_Data supplied_.
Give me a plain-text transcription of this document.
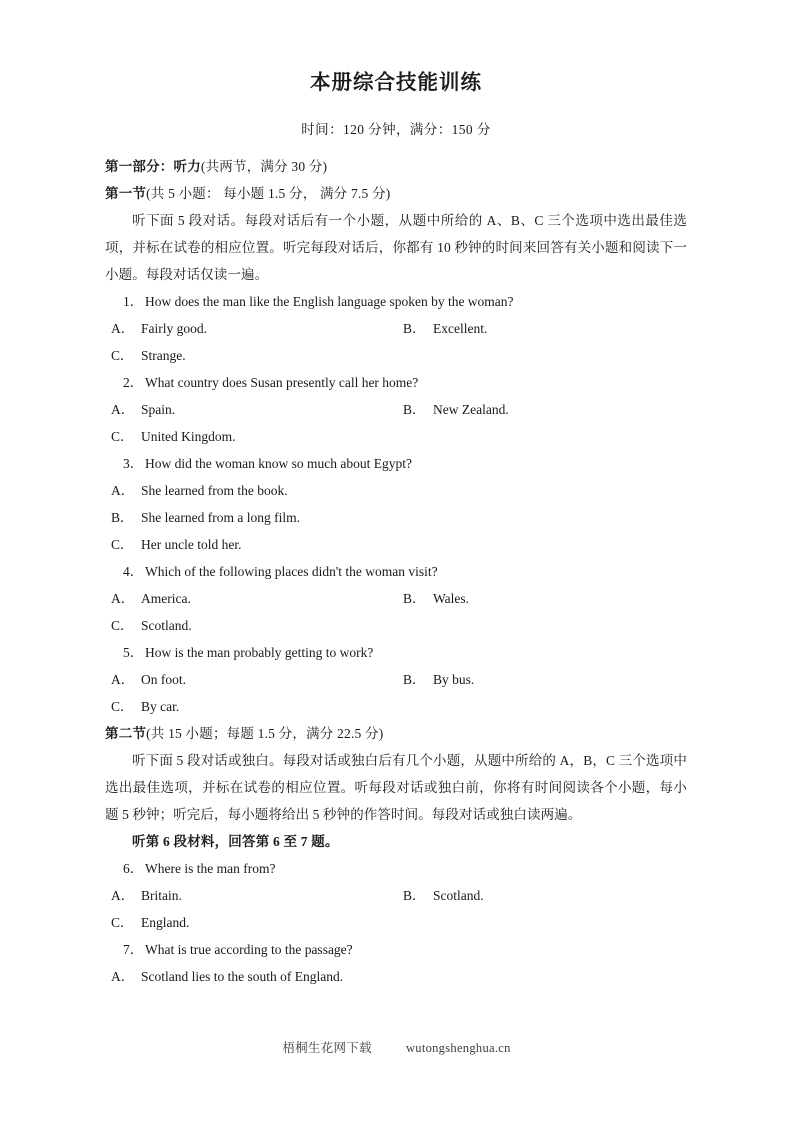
本册综合技能训练
时间：120 分钟，满分：150 分

第一部分：听力(共两节，满分 30 分)

第一节(共 5 小题： 每小题 1.5 分， 满分 7.5 分)

听下面 5 段对话。每段对话后有一个小题，从题中所给的 A、B、C 三个选项中选出最佳选项，并标在试卷的相应位置。听完每段对话后，你都有 10 秒钟的时间来回答有关小题和阅读下一小题。每段对话仅读一遍。

1． How does the man like the English language spoken by the woman?

A． Fairly good.	B． Excellent.
C． Strange.

2． What country does Susan presently call her home?

A． Spain.	B． New Zealand.
C． United Kingdom.

3． How did the woman know so much about Egypt?

A． She learned from the book.
B． She learned from a long film.
C． Her uncle told her.

4． Which of the following places didn't the woman visit?

A． America.	B． Wales.
C． Scotland.

5． How is the man probably getting to work?

A． On foot.	B． By bus.
C． By car.

第二节(共 15 小题；每题 1.5 分，满分 22.5 分)

听下面 5 段对话或独白。每段对话或独白后有几个小题，从题中所给的 A，B，C 三个选项中选出最佳选项，并标在试卷的相应位置。听每段对话或独白前，你将有时间阅读各个小题，每小题 5 秒钟；听完后，每小题将给出 5 秒钟的作答时间。每段对话或独白读两遍。

听第 6 段材料，回答第 6 至 7 题。

6． Where is the man from?

A． Britain.	B． Scotland.
C． England.

7． What is true according to the passage?

A． Scotland lies to the south of England.
梧桐生花网下载	wutongshenghua.cn
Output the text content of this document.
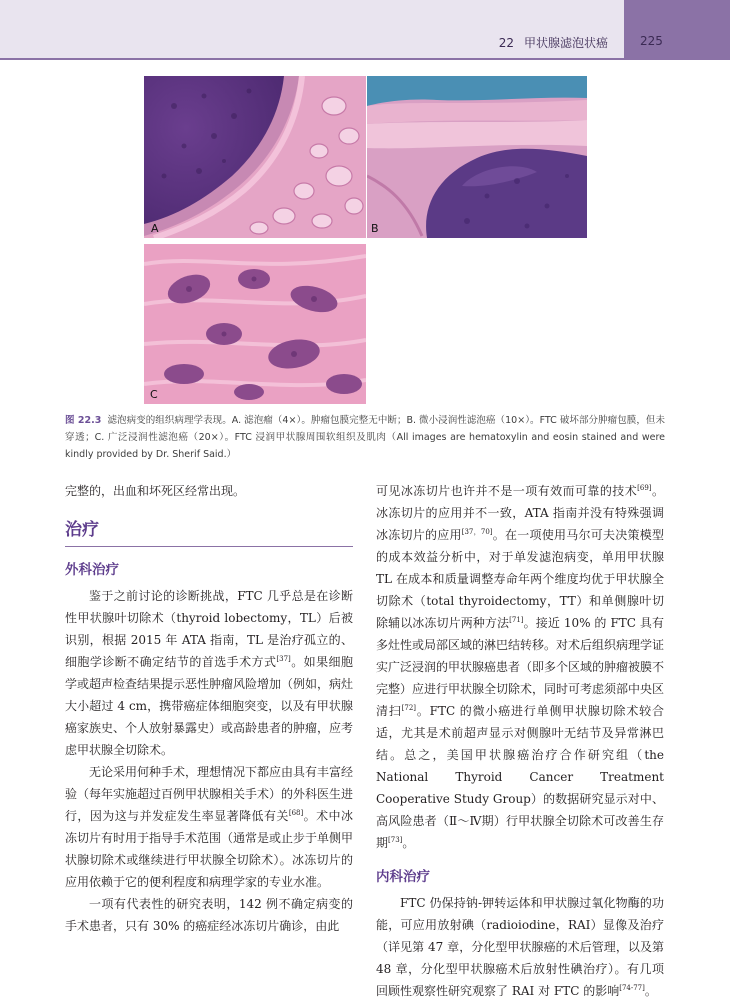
22 甲状腺滤泡状癌	225
A	B
C
图 22.3 滤泡病变的组织病理学表现。A. 滤泡瘤（4×）。肿瘤包膜完整无中断；B. 微小浸润性滤泡癌（10×）。FTC 破坏部分肿瘤包膜，但未穿透；C. 广泛浸润性滤泡癌（20×）。FTC 浸润甲状腺周围软组织及肌肉（All images are hematoxylin and eosin stained and were kindly provided by Dr. Sherif Said.）

完整的，出血和坏死区经常出现。

治疗
外科治疗

鉴于之前讨论的诊断挑战，FTC 几乎总是在诊断性甲状腺叶切除术（thyroid lobectomy，TL）后被识别，根据 2015 年 ATA 指南，TL 是治疗孤立的、细胞学诊断不确定结节的首选手术方式[37]。如果细胞学或超声检查结果提示恶性肿瘤风险增加（例如，病灶大小超过 4 cm，携带癌症体细胞突变，以及有甲状腺癌家族史、个人放射暴露史）或高龄患者的肿瘤，应考虑甲状腺全切除术。

无论采用何种手术，理想情况下都应由具有丰富经验（每年实施超过百例甲状腺相关手术）的外科医生进行，因为这与并发症发生率显著降低有关[68]。术中冰冻切片有时用于指导手术范围（通常是或止步于单侧甲状腺切除术或继续进行甲状腺全切除术）。冰冻切片的应用依赖于它的便利程度和病理学家的专业水准。

一项有代表性的研究表明，142 例不确定病变的手术患者，只有 30% 的癌症经冰冻切片确诊，由此

可见冰冻切片也许并不是一项有效而可靠的技术[69]。冰冻切片的应用并不一致，ATA 指南并没有特殊强调冰冻切片的应用[37，70]。在一项使用马尔可夫决策模型的成本效益分析中，对于单发滤泡病变，单用甲状腺 TL 在成本和质量调整寿命年两个维度均优于甲状腺全切除术（total thyroidectomy，TT）和单侧腺叶切除辅以冰冻切片两种方法[71]。接近 10% 的 FTC 具有多灶性或局部区域的淋巴结转移。对术后组织病理学证实广泛浸润的甲状腺癌患者（即多个区域的肿瘤被膜不完整）应进行甲状腺全切除术，同时可考虑须部中央区清扫[72]。FTC 的微小癌进行单侧甲状腺切除术较合适，尤其是术前超声显示对侧腺叶无结节及异常淋巴结。总之，美国甲状腺癌治疗合作研究组（the National Thyroid Cancer Treatment Cooperative Study Group）的数据研究显示对中、高风险患者（Ⅱ～Ⅳ期）行甲状腺全切除术可改善生存期[73]。

内科治疗

FTC 仍保持钠-钾转运体和甲状腺过氧化物酶的功能，可应用放射碘（radioiodine，RAI）显像及治疗（详见第 47 章，分化型甲状腺癌的术后管理，以及第 48 章，分化型甲状腺癌术后放射性碘治疗）。有几项回顾性观察性研究观察了 RAI 对 FTC 的影响[74-77]。
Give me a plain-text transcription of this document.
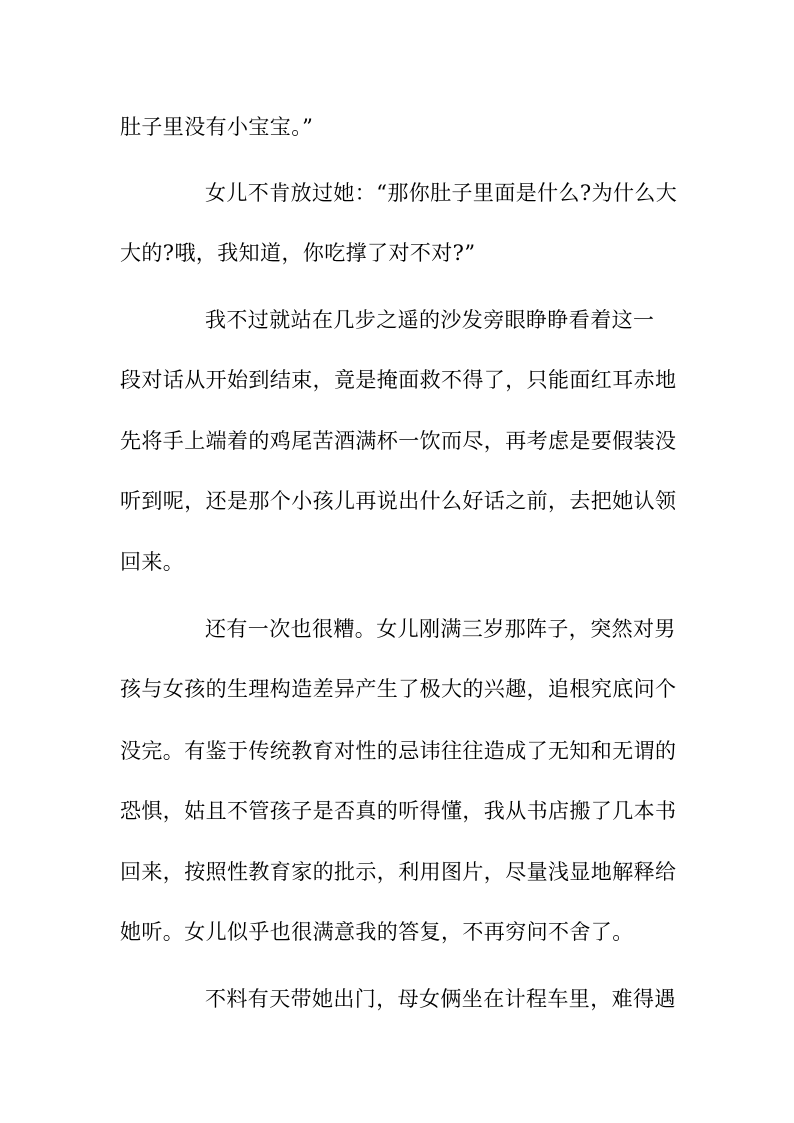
肚子里没有小宝宝。”
女儿不肯放过她：“那你肚子里面是什么?为什么大
大的?哦，我知道，你吃撑了对不对?”
我不过就站在几步之遥的沙发旁眼睁睁看着这一
段对话从开始到结束，竟是掩面救不得了，只能面红耳赤地
先将手上端着的鸡尾苦酒满杯一饮而尽，再考虑是要假装没
听到呢，还是那个小孩儿再说出什么好话之前，去把她认领
回来。
还有一次也很糟。女儿刚满三岁那阵子，突然对男
孩与女孩的生理构造差异产生了极大的兴趣，追根究底问个
没完。有鉴于传统教育对性的忌讳往往造成了无知和无谓的
恐惧，姑且不管孩子是否真的听得懂，我从书店搬了几本书
回来，按照性教育家的批示，利用图片，尽量浅显地解释给
她听。女儿似乎也很满意我的答复，不再穷问不舍了。
不料有天带她出门，母女俩坐在计程车里，难得遇
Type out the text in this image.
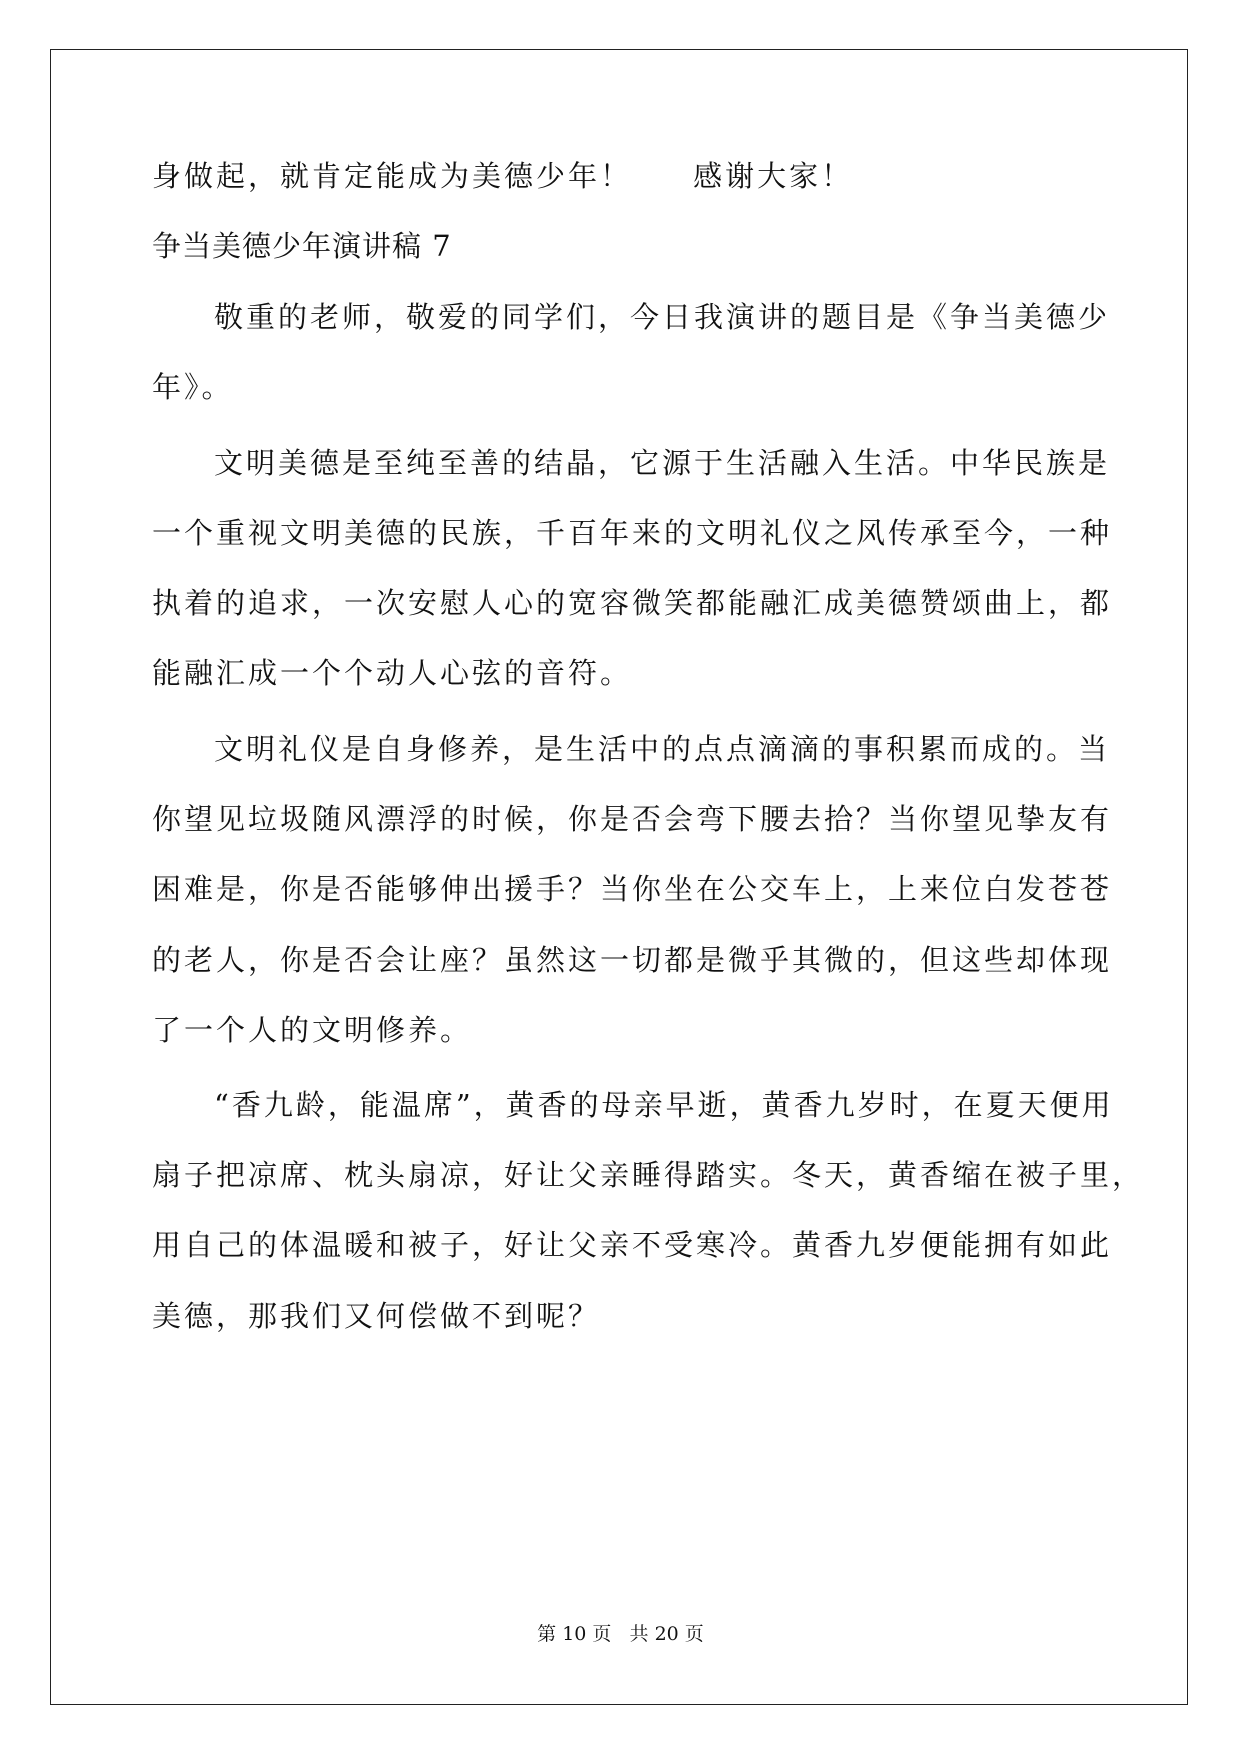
身做起，就肯定能成为美德少年！     感谢大家！
争当美德少年演讲稿 7
敬重的老师，敬爱的同学们，今日我演讲的题目是《争当美德少
年》。
文明美德是至纯至善的结晶，它源于生活融入生活。中华民族是
一个重视文明美德的民族，千百年来的文明礼仪之风传承至今，一种
执着的追求，一次安慰人心的宽容微笑都能融汇成美德赞颂曲上，都
能融汇成一个个动人心弦的音符。
文明礼仪是自身修养，是生活中的点点滴滴的事积累而成的。当
你望见垃圾随风漂浮的时候，你是否会弯下腰去拾？当你望见挚友有
困难是，你是否能够伸出援手？当你坐在公交车上，上来位白发苍苍
的老人，你是否会让座？虽然这一切都是微乎其微的，但这些却体现
了一个人的文明修养。
“香九龄，能温席”，黄香的母亲早逝，黄香九岁时，在夏天便用
扇子把凉席、枕头扇凉，好让父亲睡得踏实。冬天，黄香缩在被子里，
用自己的体温暖和被子，好让父亲不受寒冷。黄香九岁便能拥有如此
美德，那我们又何偿做不到呢？
第 10 页   共 20 页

_Do this_.
Which lines of the data above contain "从题中所给的"? Copy each one.

_Exercise response_.
听下面 5 段对话。每段对话后有一个小题，从题中所给的 A、B、C 三个选项中选出最佳选项，并标在试卷的相应位置。听完每段对话后，你都有 10 秒钟的时间来回答有关小题和阅读下一小题。每段对话仅读一遍。
听下面 5 段对话或独白。每段对话或独白后有几个小题，从题中所给的 A，B，C 三个选项中选出最佳选项，并标在试卷的相应位置。听每段对话或独白前，你将有时间阅读各个小题，每小题 5 秒钟；听完后，每小题将给出 5 秒钟的作答时间。每段对话或独白读两遍。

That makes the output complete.